Challenge -
Leave out the images and repeat the listing below without a single change.

-------- Given information --------

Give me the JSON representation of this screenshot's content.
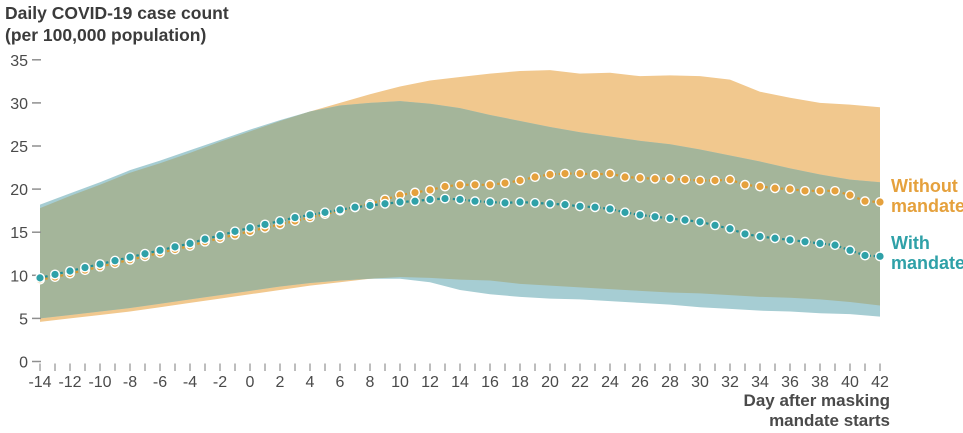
{
  "chart_data": {
    "type": "line",
    "title_line1": "Daily COVID-19 case count",
    "title_line2": "(per 100,000 population)",
    "xlabel_line1": "Day after masking",
    "xlabel_line2": "mandate starts",
    "xlim": [
      -14,
      42
    ],
    "ylim": [
      0,
      35
    ],
    "grid": false,
    "legend_position": "right",
    "background_color": "#FFFFFF",
    "band_overlap_color": "#A4B59A",
    "axis_text_color": "#4a4a4a",
    "tick_color": "#999999",
    "yticks": [
      0,
      5,
      10,
      15,
      20,
      25,
      30,
      35
    ],
    "xtick_labels": [
      -14,
      -12,
      -10,
      -8,
      -6,
      -4,
      -2,
      0,
      2,
      4,
      6,
      8,
      10,
      12,
      14,
      16,
      18,
      20,
      22,
      24,
      26,
      28,
      30,
      32,
      34,
      36,
      38,
      40,
      42
    ],
    "x_minor_tick_step": 1,
    "x": [
      -14,
      -13,
      -12,
      -11,
      -10,
      -9,
      -8,
      -7,
      -6,
      -5,
      -4,
      -3,
      -2,
      -1,
      0,
      1,
      2,
      3,
      4,
      5,
      6,
      7,
      8,
      9,
      10,
      11,
      12,
      13,
      14,
      15,
      16,
      17,
      18,
      19,
      20,
      21,
      22,
      23,
      24,
      25,
      26,
      27,
      28,
      29,
      30,
      31,
      32,
      33,
      34,
      35,
      36,
      37,
      38,
      39,
      40,
      41,
      42
    ],
    "band_x": [
      -14,
      -12,
      -10,
      -8,
      -6,
      -4,
      -2,
      0,
      2,
      4,
      6,
      8,
      10,
      12,
      14,
      16,
      18,
      20,
      22,
      24,
      26,
      28,
      30,
      32,
      34,
      36,
      38,
      40,
      42
    ],
    "series": [
      {
        "name": "Without mandate",
        "label_line1": "Without",
        "label_line2": "mandate",
        "color": "#E5A13D",
        "line_color": "#D99A2F",
        "band_color": "#F1C88E",
        "values": [
          9.5,
          9.8,
          10.2,
          10.6,
          11.0,
          11.4,
          11.8,
          12.2,
          12.6,
          13.0,
          13.4,
          13.9,
          14.3,
          14.7,
          15.1,
          15.5,
          15.9,
          16.3,
          16.7,
          17.1,
          17.5,
          17.9,
          18.3,
          18.8,
          19.3,
          19.6,
          19.9,
          20.3,
          20.5,
          20.5,
          20.5,
          20.7,
          21.0,
          21.4,
          21.7,
          21.8,
          21.8,
          21.7,
          21.8,
          21.4,
          21.3,
          21.2,
          21.2,
          21.1,
          21.0,
          21.0,
          21.1,
          20.5,
          20.3,
          20.1,
          20.0,
          19.8,
          19.8,
          19.8,
          19.3,
          18.6,
          18.5
        ],
        "band_upper": [
          17.8,
          19.2,
          20.5,
          21.9,
          23.0,
          24.2,
          25.5,
          26.7,
          27.9,
          29.0,
          30.0,
          31.0,
          31.9,
          32.6,
          33.0,
          33.4,
          33.7,
          33.8,
          33.4,
          33.5,
          33.1,
          33.2,
          33.1,
          32.7,
          31.3,
          30.6,
          30.0,
          29.8,
          29.5
        ],
        "band_lower": [
          4.6,
          5.0,
          5.4,
          5.8,
          6.3,
          6.8,
          7.3,
          7.8,
          8.3,
          8.8,
          9.2,
          9.6,
          9.8,
          9.7,
          9.5,
          9.4,
          9.0,
          8.8,
          8.6,
          8.4,
          8.2,
          8.0,
          7.9,
          7.7,
          7.5,
          7.4,
          7.2,
          6.9,
          6.5
        ]
      },
      {
        "name": "With mandate",
        "label_line1": "With",
        "label_line2": "mandate",
        "color": "#2FA1A8",
        "line_color": "#218F96",
        "band_color": "#A6CDD3",
        "values": [
          9.7,
          10.1,
          10.5,
          10.9,
          11.3,
          11.7,
          12.1,
          12.5,
          12.9,
          13.3,
          13.7,
          14.2,
          14.6,
          15.1,
          15.5,
          15.9,
          16.3,
          16.7,
          17.0,
          17.3,
          17.6,
          17.9,
          18.1,
          18.3,
          18.5,
          18.6,
          18.8,
          18.9,
          18.8,
          18.6,
          18.5,
          18.4,
          18.5,
          18.4,
          18.3,
          18.2,
          18.0,
          17.9,
          17.7,
          17.3,
          17.0,
          16.8,
          16.6,
          16.4,
          16.2,
          15.8,
          15.4,
          14.8,
          14.5,
          14.3,
          14.1,
          13.9,
          13.7,
          13.5,
          12.9,
          12.3,
          12.2
        ],
        "band_upper": [
          18.2,
          19.5,
          20.8,
          22.2,
          23.3,
          24.5,
          25.7,
          26.9,
          28.0,
          29.0,
          29.7,
          30.0,
          30.2,
          29.9,
          29.4,
          28.6,
          27.9,
          27.2,
          26.6,
          26.1,
          25.6,
          25.2,
          24.6,
          23.9,
          23.2,
          22.4,
          21.7,
          21.1,
          20.8
        ],
        "band_lower": [
          5.0,
          5.4,
          5.8,
          6.2,
          6.7,
          7.2,
          7.7,
          8.2,
          8.7,
          9.1,
          9.4,
          9.6,
          9.6,
          9.2,
          8.3,
          7.8,
          7.5,
          7.3,
          7.2,
          7.0,
          6.8,
          6.6,
          6.3,
          6.1,
          5.9,
          5.8,
          5.6,
          5.5,
          5.2
        ]
      }
    ]
  }
}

--------

Answer for the task -
Give me the JSON representation of this screenshot's content.
{
  "chart_data": {
    "type": "line",
    "title_line1": "Daily COVID-19 case count",
    "title_line2": "(per 100,000 population)",
    "xlabel_line1": "Day after masking",
    "xlabel_line2": "mandate starts",
    "xlim": [
      -14,
      42
    ],
    "ylim": [
      0,
      35
    ],
    "grid": false,
    "legend_position": "right",
    "background_color": "#FFFFFF",
    "band_overlap_color": "#A4B59A",
    "axis_text_color": "#4a4a4a",
    "tick_color": "#999999",
    "yticks": [
      0,
      5,
      10,
      15,
      20,
      25,
      30,
      35
    ],
    "xtick_labels": [
      -14,
      -12,
      -10,
      -8,
      -6,
      -4,
      -2,
      0,
      2,
      4,
      6,
      8,
      10,
      12,
      14,
      16,
      18,
      20,
      22,
      24,
      26,
      28,
      30,
      32,
      34,
      36,
      38,
      40,
      42
    ],
    "x_minor_tick_step": 1,
    "x": [
      -14,
      -13,
      -12,
      -11,
      -10,
      -9,
      -8,
      -7,
      -6,
      -5,
      -4,
      -3,
      -2,
      -1,
      0,
      1,
      2,
      3,
      4,
      5,
      6,
      7,
      8,
      9,
      10,
      11,
      12,
      13,
      14,
      15,
      16,
      17,
      18,
      19,
      20,
      21,
      22,
      23,
      24,
      25,
      26,
      27,
      28,
      29,
      30,
      31,
      32,
      33,
      34,
      35,
      36,
      37,
      38,
      39,
      40,
      41,
      42
    ],
    "band_x": [
      -14,
      -12,
      -10,
      -8,
      -6,
      -4,
      -2,
      0,
      2,
      4,
      6,
      8,
      10,
      12,
      14,
      16,
      18,
      20,
      22,
      24,
      26,
      28,
      30,
      32,
      34,
      36,
      38,
      40,
      42
    ],
    "series": [
      {
        "name": "Without mandate",
        "label_line1": "Without",
        "label_line2": "mandate",
        "color": "#E5A13D",
        "line_color": "#D99A2F",
        "band_color": "#F1C88E",
        "values": [
          9.5,
          9.8,
          10.2,
          10.6,
          11.0,
          11.4,
          11.8,
          12.2,
          12.6,
          13.0,
          13.4,
          13.9,
          14.3,
          14.7,
          15.1,
          15.5,
          15.9,
          16.3,
          16.7,
          17.1,
          17.5,
          17.9,
          18.3,
          18.8,
          19.3,
          19.6,
          19.9,
          20.3,
          20.5,
          20.5,
          20.5,
          20.7,
          21.0,
          21.4,
          21.7,
          21.8,
          21.8,
          21.7,
          21.8,
          21.4,
          21.3,
          21.2,
          21.2,
          21.1,
          21.0,
          21.0,
          21.1,
          20.5,
          20.3,
          20.1,
          20.0,
          19.8,
          19.8,
          19.8,
          19.3,
          18.6,
          18.5
        ],
        "band_upper": [
          17.8,
          19.2,
          20.5,
          21.9,
          23.0,
          24.2,
          25.5,
          26.7,
          27.9,
          29.0,
          30.0,
          31.0,
          31.9,
          32.6,
          33.0,
          33.4,
          33.7,
          33.8,
          33.4,
          33.5,
          33.1,
          33.2,
          33.1,
          32.7,
          31.3,
          30.6,
          30.0,
          29.8,
          29.5
        ],
        "band_lower": [
          4.6,
          5.0,
          5.4,
          5.8,
          6.3,
          6.8,
          7.3,
          7.8,
          8.3,
          8.8,
          9.2,
          9.6,
          9.8,
          9.7,
          9.5,
          9.4,
          9.0,
          8.8,
          8.6,
          8.4,
          8.2,
          8.0,
          7.9,
          7.7,
          7.5,
          7.4,
          7.2,
          6.9,
          6.5
        ]
      },
      {
        "name": "With mandate",
        "label_line1": "With",
        "label_line2": "mandate",
        "color": "#2FA1A8",
        "line_color": "#218F96",
        "band_color": "#A6CDD3",
        "values": [
          9.7,
          10.1,
          10.5,
          10.9,
          11.3,
          11.7,
          12.1,
          12.5,
          12.9,
          13.3,
          13.7,
          14.2,
          14.6,
          15.1,
          15.5,
          15.9,
          16.3,
          16.7,
          17.0,
          17.3,
          17.6,
          17.9,
          18.1,
          18.3,
          18.5,
          18.6,
          18.8,
          18.9,
          18.8,
          18.6,
          18.5,
          18.4,
          18.5,
          18.4,
          18.3,
          18.2,
          18.0,
          17.9,
          17.7,
          17.3,
          17.0,
          16.8,
          16.6,
          16.4,
          16.2,
          15.8,
          15.4,
          14.8,
          14.5,
          14.3,
          14.1,
          13.9,
          13.7,
          13.5,
          12.9,
          12.3,
          12.2
        ],
        "band_upper": [
          18.2,
          19.5,
          20.8,
          22.2,
          23.3,
          24.5,
          25.7,
          26.9,
          28.0,
          29.0,
          29.7,
          30.0,
          30.2,
          29.9,
          29.4,
          28.6,
          27.9,
          27.2,
          26.6,
          26.1,
          25.6,
          25.2,
          24.6,
          23.9,
          23.2,
          22.4,
          21.7,
          21.1,
          20.8
        ],
        "band_lower": [
          5.0,
          5.4,
          5.8,
          6.2,
          6.7,
          7.2,
          7.7,
          8.2,
          8.7,
          9.1,
          9.4,
          9.6,
          9.6,
          9.2,
          8.3,
          7.8,
          7.5,
          7.3,
          7.2,
          7.0,
          6.8,
          6.6,
          6.3,
          6.1,
          5.9,
          5.8,
          5.6,
          5.5,
          5.2
        ]
      }
    ]
  }
}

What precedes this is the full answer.